> Dataset records:
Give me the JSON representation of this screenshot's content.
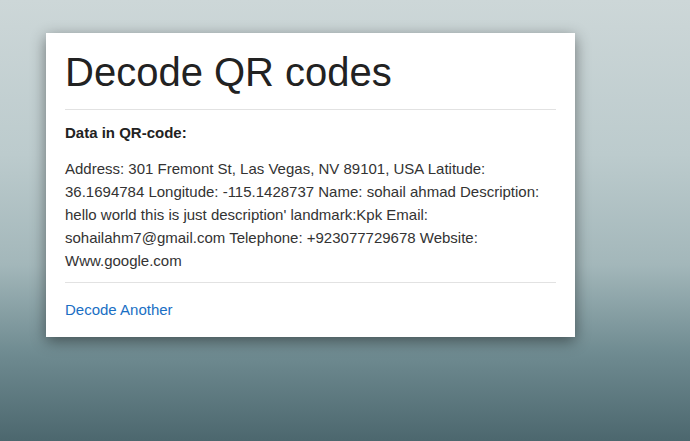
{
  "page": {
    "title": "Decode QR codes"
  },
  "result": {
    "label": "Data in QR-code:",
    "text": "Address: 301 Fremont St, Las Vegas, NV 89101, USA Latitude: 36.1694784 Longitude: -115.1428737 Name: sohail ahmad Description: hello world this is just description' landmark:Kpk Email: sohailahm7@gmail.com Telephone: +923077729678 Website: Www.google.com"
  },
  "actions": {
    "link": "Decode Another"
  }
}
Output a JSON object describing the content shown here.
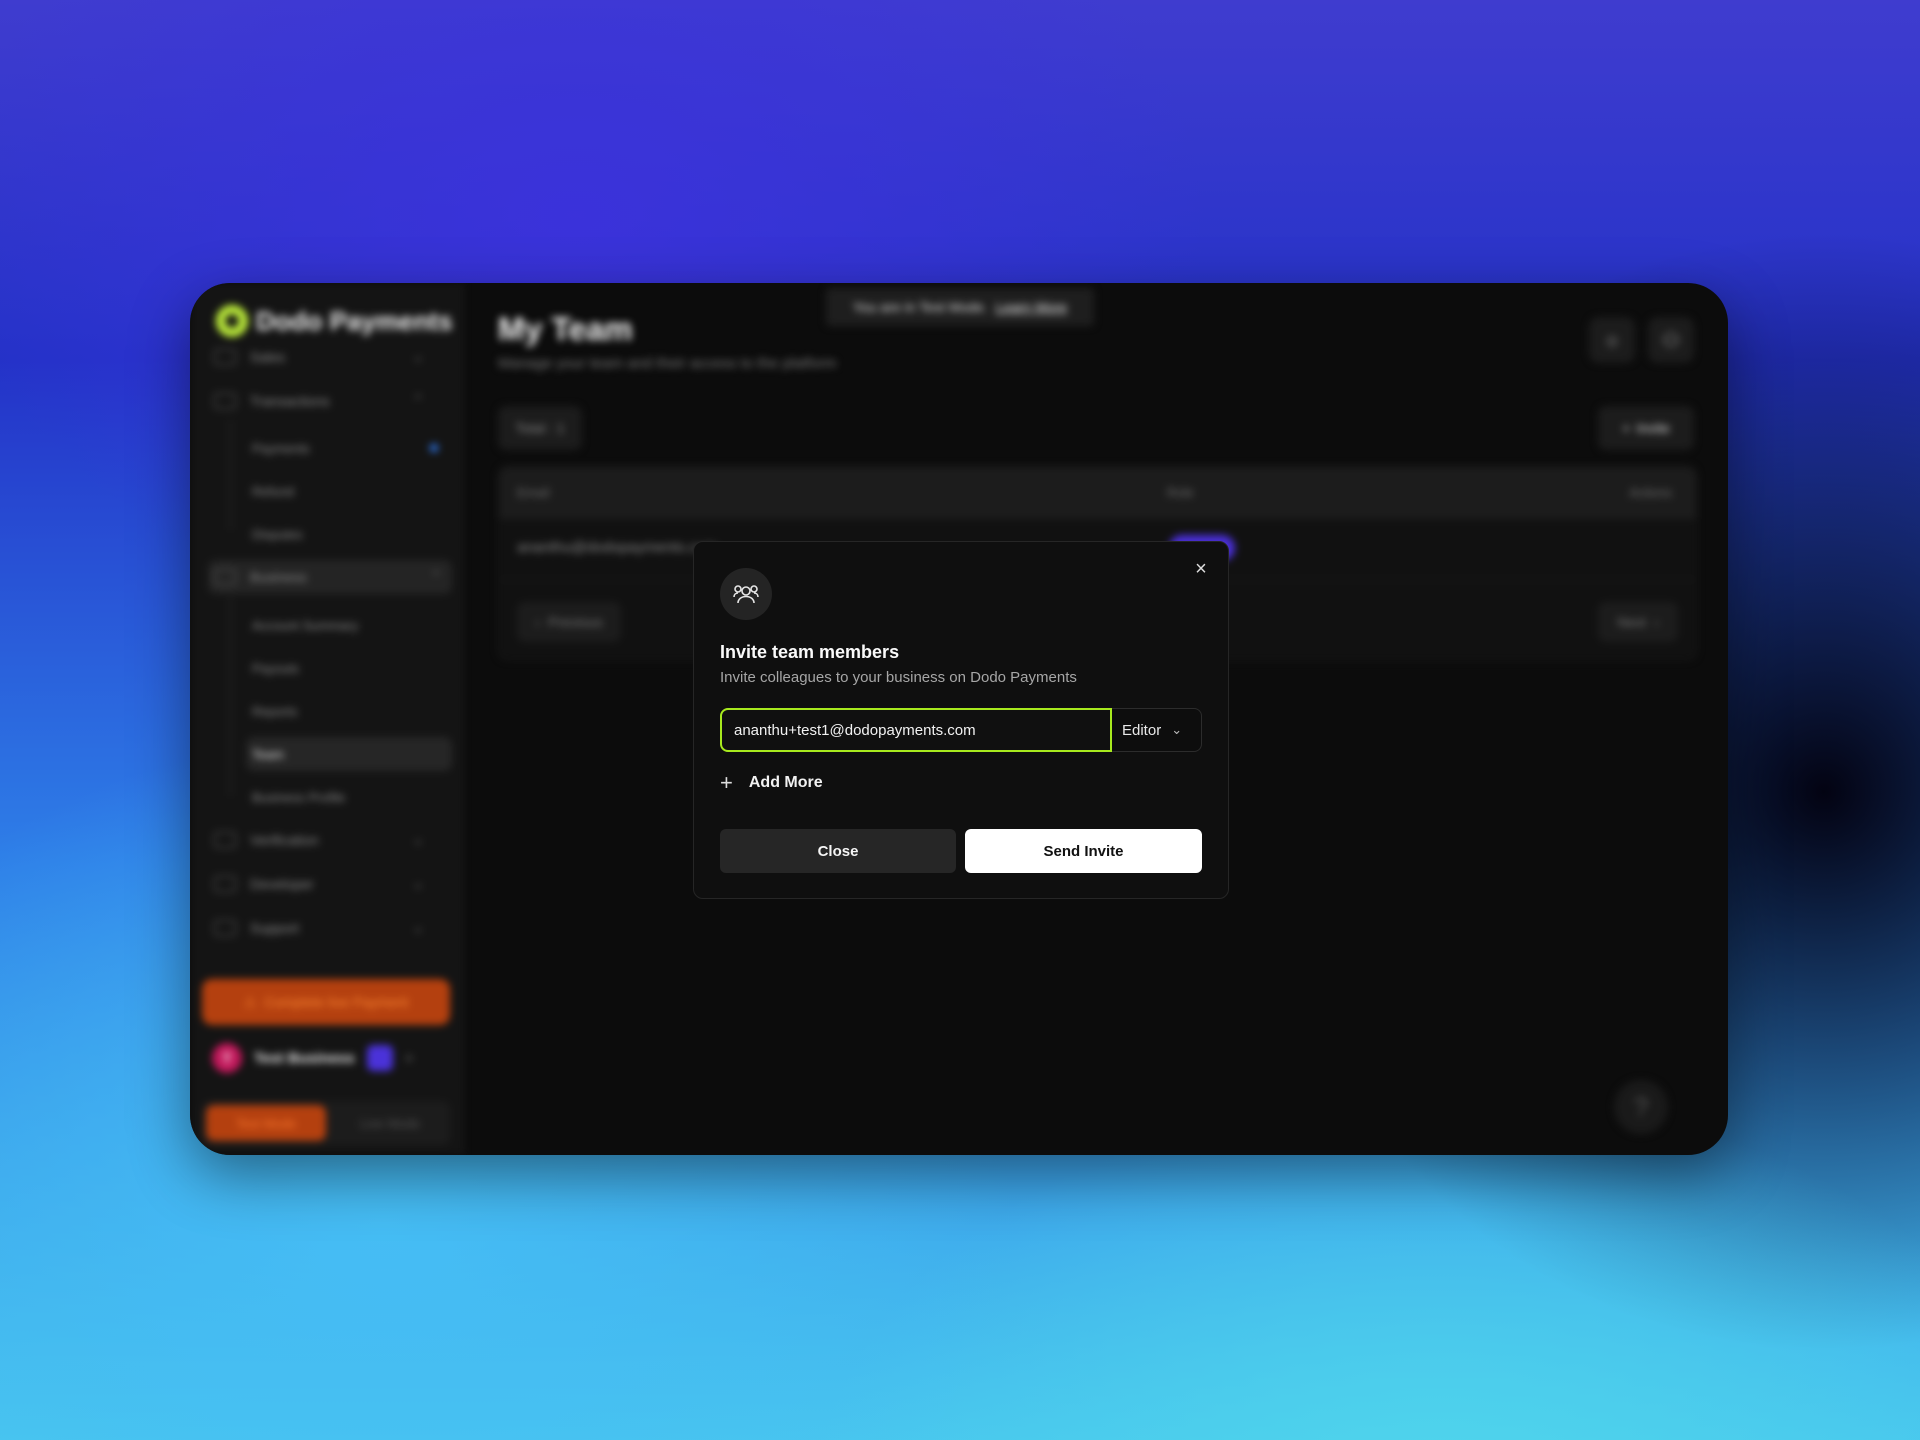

--

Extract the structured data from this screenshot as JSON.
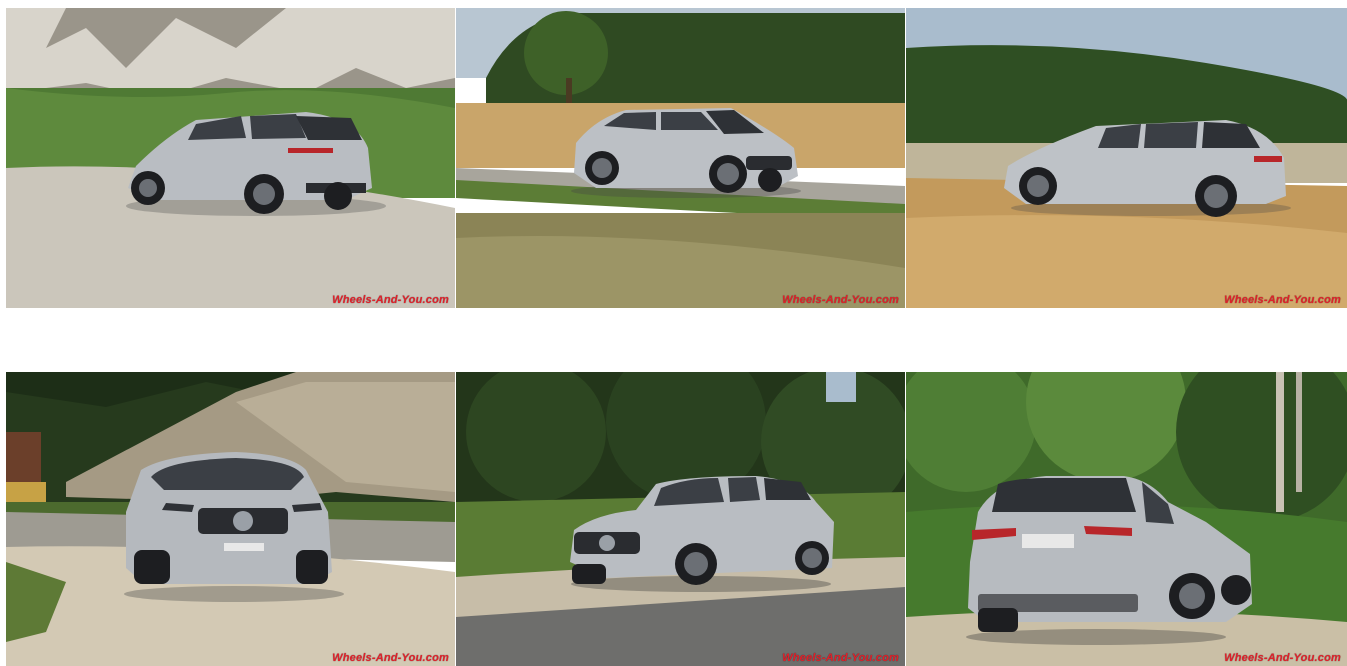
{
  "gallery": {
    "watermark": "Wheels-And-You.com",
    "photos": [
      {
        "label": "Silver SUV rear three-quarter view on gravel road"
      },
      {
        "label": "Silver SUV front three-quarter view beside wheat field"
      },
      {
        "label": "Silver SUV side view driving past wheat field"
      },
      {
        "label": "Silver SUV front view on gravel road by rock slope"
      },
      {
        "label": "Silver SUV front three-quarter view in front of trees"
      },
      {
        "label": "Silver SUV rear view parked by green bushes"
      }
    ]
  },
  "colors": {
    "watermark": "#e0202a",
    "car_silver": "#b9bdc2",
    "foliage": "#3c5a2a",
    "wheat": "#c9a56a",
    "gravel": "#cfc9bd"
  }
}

> What is needed:
Without the pictures, write out exactly the lines from the one that has "Give me the" down to the one that has "Output a JSON", both included.

> Solved problem:
Give me the JSON representation of this screenshot's content.
{
  "page": {
    "title": "Decode QR codes"
  },
  "result": {
    "label": "Data in QR-code:",
    "text": "Address: 301 Fremont St, Las Vegas, NV 89101, USA Latitude: 36.1694784 Longitude: -115.1428737 Name: sohail ahmad Description: hello world this is just description' landmark:Kpk Email: sohailahm7@gmail.com Telephone: +923077729678 Website: Www.google.com"
  },
  "actions": {
    "link": "Decode Another"
  }
}
Output a JSON object describing the content shown here.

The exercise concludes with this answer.